### Objective
Wherever the string "wycieczki" appears in the listing, copy that line.
——
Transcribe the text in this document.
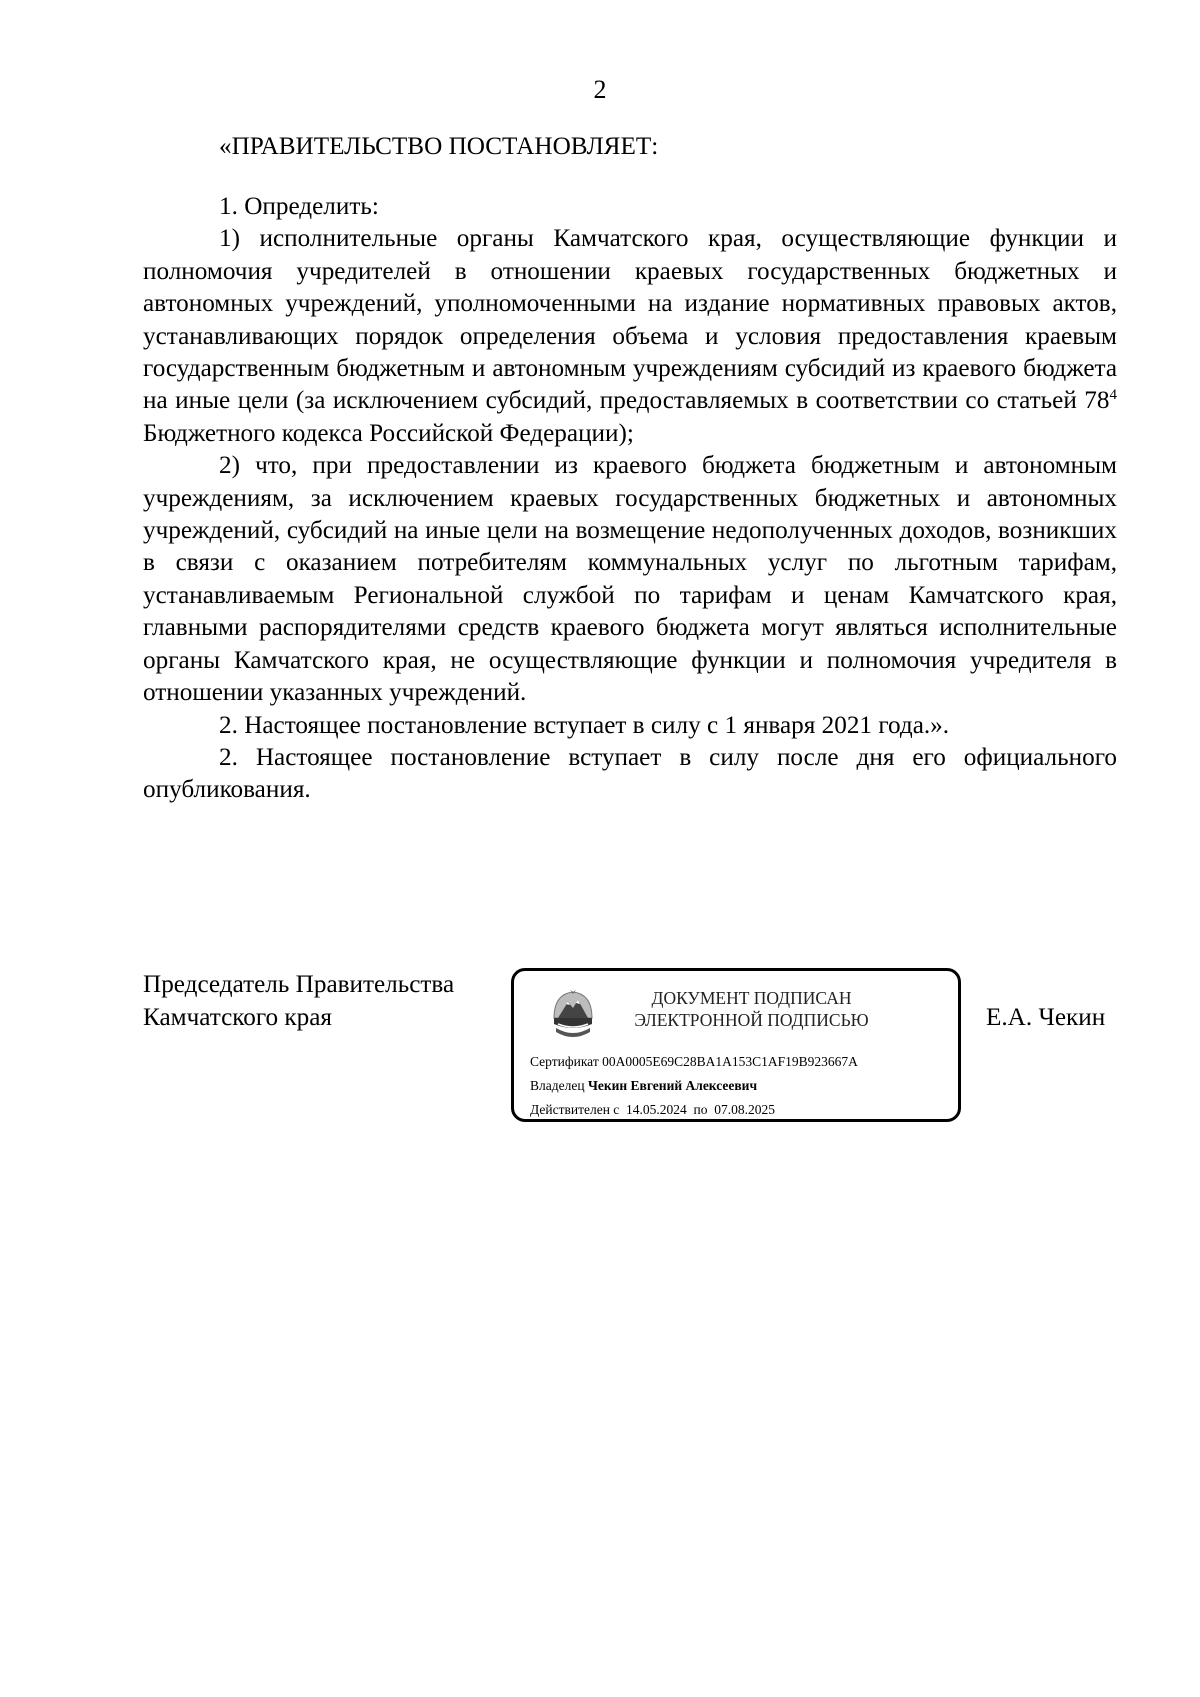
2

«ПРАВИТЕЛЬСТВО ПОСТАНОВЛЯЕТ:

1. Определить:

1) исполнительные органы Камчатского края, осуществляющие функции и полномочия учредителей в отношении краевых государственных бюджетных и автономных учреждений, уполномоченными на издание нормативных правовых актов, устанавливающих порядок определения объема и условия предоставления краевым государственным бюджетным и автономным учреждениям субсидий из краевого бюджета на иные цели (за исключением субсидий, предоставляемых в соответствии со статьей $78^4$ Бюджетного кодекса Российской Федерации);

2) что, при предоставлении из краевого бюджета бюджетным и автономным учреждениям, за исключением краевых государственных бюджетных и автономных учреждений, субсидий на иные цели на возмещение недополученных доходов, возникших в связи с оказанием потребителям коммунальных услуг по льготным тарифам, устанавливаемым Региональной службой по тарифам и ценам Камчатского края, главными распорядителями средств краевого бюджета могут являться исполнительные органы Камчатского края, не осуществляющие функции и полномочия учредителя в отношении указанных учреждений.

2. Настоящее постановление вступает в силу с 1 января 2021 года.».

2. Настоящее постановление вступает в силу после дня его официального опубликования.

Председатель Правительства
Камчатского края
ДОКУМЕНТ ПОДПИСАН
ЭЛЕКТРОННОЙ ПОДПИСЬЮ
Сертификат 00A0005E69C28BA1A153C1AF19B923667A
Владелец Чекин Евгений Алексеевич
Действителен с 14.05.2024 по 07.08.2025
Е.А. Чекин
——
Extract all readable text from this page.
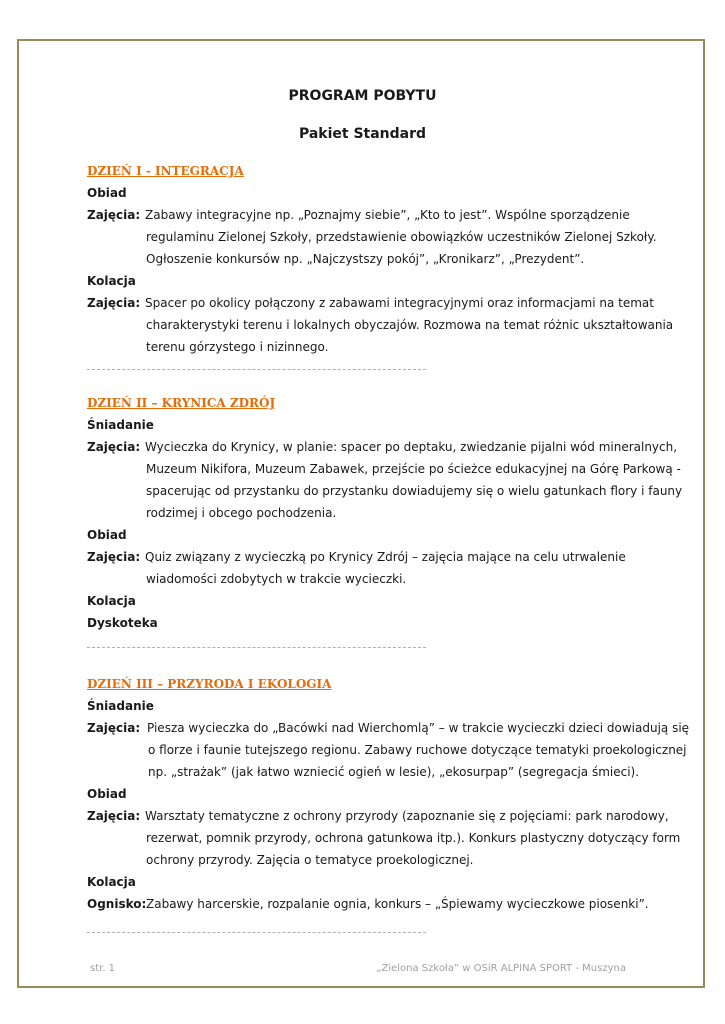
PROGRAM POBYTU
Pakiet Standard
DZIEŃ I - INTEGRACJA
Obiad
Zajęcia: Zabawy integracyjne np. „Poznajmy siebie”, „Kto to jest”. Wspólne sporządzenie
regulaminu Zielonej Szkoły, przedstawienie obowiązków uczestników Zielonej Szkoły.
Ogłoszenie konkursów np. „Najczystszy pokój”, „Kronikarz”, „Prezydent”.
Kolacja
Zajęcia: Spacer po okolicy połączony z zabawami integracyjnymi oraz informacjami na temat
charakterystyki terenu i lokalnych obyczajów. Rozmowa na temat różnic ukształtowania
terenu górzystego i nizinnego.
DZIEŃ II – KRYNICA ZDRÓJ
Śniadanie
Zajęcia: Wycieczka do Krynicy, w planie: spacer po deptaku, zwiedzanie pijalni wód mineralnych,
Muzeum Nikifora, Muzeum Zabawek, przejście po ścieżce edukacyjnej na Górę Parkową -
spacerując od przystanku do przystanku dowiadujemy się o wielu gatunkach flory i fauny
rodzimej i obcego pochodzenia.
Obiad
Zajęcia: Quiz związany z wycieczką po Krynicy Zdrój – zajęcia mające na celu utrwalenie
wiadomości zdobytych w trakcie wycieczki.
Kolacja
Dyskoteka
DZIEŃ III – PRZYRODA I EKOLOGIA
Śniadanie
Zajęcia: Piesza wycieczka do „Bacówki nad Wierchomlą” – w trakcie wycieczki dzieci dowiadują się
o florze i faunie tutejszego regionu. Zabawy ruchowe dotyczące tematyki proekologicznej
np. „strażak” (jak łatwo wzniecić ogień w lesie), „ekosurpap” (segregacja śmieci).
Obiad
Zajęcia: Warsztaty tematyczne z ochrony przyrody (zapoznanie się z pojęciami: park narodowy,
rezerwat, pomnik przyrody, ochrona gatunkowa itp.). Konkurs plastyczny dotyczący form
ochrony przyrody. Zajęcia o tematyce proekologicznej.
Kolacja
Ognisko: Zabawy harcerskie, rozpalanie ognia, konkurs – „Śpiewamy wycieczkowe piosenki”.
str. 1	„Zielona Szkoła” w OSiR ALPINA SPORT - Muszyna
——
### Worked answer
wiadomości zdobytych w trakcie wycieczki.
Zajęcia: Piesza wycieczka do „Bacówki nad Wierchomlą” – w trakcie wycieczki dzieci dowiadują się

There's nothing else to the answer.